▶ [OBJECTIVE]:
Take the data that follows and retype it word for word.

[START OF SUPPLIED RECORDS]

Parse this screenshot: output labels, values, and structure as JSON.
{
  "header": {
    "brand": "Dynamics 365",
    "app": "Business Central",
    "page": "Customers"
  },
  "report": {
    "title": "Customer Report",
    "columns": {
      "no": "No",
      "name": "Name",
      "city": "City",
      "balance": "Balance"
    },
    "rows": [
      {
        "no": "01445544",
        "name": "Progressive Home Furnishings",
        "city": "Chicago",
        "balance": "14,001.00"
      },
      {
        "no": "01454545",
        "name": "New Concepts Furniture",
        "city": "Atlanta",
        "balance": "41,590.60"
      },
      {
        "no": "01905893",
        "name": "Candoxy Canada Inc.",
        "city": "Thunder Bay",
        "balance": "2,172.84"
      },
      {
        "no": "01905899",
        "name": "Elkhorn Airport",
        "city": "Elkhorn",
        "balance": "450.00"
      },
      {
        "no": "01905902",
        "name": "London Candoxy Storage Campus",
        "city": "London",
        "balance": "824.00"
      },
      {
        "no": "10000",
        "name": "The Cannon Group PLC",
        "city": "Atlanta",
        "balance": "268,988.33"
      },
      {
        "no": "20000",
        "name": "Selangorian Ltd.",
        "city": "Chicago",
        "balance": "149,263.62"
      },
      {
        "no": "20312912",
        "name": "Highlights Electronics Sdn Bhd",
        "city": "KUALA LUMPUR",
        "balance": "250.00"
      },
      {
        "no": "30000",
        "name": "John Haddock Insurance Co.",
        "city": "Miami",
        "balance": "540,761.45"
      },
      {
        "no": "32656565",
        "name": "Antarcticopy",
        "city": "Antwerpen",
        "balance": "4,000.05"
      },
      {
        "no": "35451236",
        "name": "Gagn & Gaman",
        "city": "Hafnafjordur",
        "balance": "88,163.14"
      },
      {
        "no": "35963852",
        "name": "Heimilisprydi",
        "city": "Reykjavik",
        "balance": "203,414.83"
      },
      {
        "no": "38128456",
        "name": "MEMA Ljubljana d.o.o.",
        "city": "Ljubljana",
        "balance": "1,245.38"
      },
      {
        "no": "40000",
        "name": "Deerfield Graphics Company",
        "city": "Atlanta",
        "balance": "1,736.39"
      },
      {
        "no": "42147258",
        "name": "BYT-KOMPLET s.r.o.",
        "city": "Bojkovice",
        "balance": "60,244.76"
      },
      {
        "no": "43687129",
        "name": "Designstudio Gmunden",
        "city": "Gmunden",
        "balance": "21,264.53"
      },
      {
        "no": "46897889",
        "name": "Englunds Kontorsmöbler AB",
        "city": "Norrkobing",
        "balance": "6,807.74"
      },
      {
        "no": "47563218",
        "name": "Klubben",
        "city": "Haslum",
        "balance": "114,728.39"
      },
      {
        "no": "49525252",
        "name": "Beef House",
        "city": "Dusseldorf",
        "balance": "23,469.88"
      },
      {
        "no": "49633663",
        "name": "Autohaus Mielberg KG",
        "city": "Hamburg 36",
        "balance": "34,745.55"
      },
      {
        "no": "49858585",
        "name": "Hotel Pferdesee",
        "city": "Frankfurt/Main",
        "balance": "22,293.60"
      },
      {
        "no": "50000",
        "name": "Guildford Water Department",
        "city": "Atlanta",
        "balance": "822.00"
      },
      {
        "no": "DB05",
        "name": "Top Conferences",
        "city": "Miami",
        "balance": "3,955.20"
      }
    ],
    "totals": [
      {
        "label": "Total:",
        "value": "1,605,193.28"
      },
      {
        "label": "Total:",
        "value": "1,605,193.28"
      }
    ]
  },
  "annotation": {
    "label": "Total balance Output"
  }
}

[END OF SUPPLIED RECORDS]

▶ [EXERCISE RESULT]:
Parse this screenshot: output labels, values, and structure as JSON.
{
  "header": {
    "brand": "Dynamics 365",
    "app": "Business Central",
    "page": "Customers"
  },
  "report": {
    "title": "Customer Report",
    "columns": {
      "no": "No",
      "name": "Name",
      "city": "City",
      "balance": "Balance"
    },
    "rows": [
      {
        "no": "01445544",
        "name": "Progressive Home Furnishings",
        "city": "Chicago",
        "balance": "14,001.00"
      },
      {
        "no": "01454545",
        "name": "New Concepts Furniture",
        "city": "Atlanta",
        "balance": "41,590.60"
      },
      {
        "no": "01905893",
        "name": "Candoxy Canada Inc.",
        "city": "Thunder Bay",
        "balance": "2,172.84"
      },
      {
        "no": "01905899",
        "name": "Elkhorn Airport",
        "city": "Elkhorn",
        "balance": "450.00"
      },
      {
        "no": "01905902",
        "name": "London Candoxy Storage Campus",
        "city": "London",
        "balance": "824.00"
      },
      {
        "no": "10000",
        "name": "The Cannon Group PLC",
        "city": "Atlanta",
        "balance": "268,988.33"
      },
      {
        "no": "20000",
        "name": "Selangorian Ltd.",
        "city": "Chicago",
        "balance": "149,263.62"
      },
      {
        "no": "20312912",
        "name": "Highlights Electronics Sdn Bhd",
        "city": "KUALA LUMPUR",
        "balance": "250.00"
      },
      {
        "no": "30000",
        "name": "John Haddock Insurance Co.",
        "city": "Miami",
        "balance": "540,761.45"
      },
      {
        "no": "32656565",
        "name": "Antarcticopy",
        "city": "Antwerpen",
        "balance": "4,000.05"
      },
      {
        "no": "35451236",
        "name": "Gagn & Gaman",
        "city": "Hafnafjordur",
        "balance": "88,163.14"
      },
      {
        "no": "35963852",
        "name": "Heimilisprydi",
        "city": "Reykjavik",
        "balance": "203,414.83"
      },
      {
        "no": "38128456",
        "name": "MEMA Ljubljana d.o.o.",
        "city": "Ljubljana",
        "balance": "1,245.38"
      },
      {
        "no": "40000",
        "name": "Deerfield Graphics Company",
        "city": "Atlanta",
        "balance": "1,736.39"
      },
      {
        "no": "42147258",
        "name": "BYT-KOMPLET s.r.o.",
        "city": "Bojkovice",
        "balance": "60,244.76"
      },
      {
        "no": "43687129",
        "name": "Designstudio Gmunden",
        "city": "Gmunden",
        "balance": "21,264.53"
      },
      {
        "no": "46897889",
        "name": "Englunds Kontorsmöbler AB",
        "city": "Norrkobing",
        "balance": "6,807.74"
      },
      {
        "no": "47563218",
        "name": "Klubben",
        "city": "Haslum",
        "balance": "114,728.39"
      },
      {
        "no": "49525252",
        "name": "Beef House",
        "city": "Dusseldorf",
        "balance": "23,469.88"
      },
      {
        "no": "49633663",
        "name": "Autohaus Mielberg KG",
        "city": "Hamburg 36",
        "balance": "34,745.55"
      },
      {
        "no": "49858585",
        "name": "Hotel Pferdesee",
        "city": "Frankfurt/Main",
        "balance": "22,293.60"
      },
      {
        "no": "50000",
        "name": "Guildford Water Department",
        "city": "Atlanta",
        "balance": "822.00"
      },
      {
        "no": "DB05",
        "name": "Top Conferences",
        "city": "Miami",
        "balance": "3,955.20"
      }
    ],
    "totals": [
      {
        "label": "Total:",
        "value": "1,605,193.28"
      },
      {
        "label": "Total:",
        "value": "1,605,193.28"
      }
    ]
  },
  "annotation": {
    "label": "Total balance Output"
  }
}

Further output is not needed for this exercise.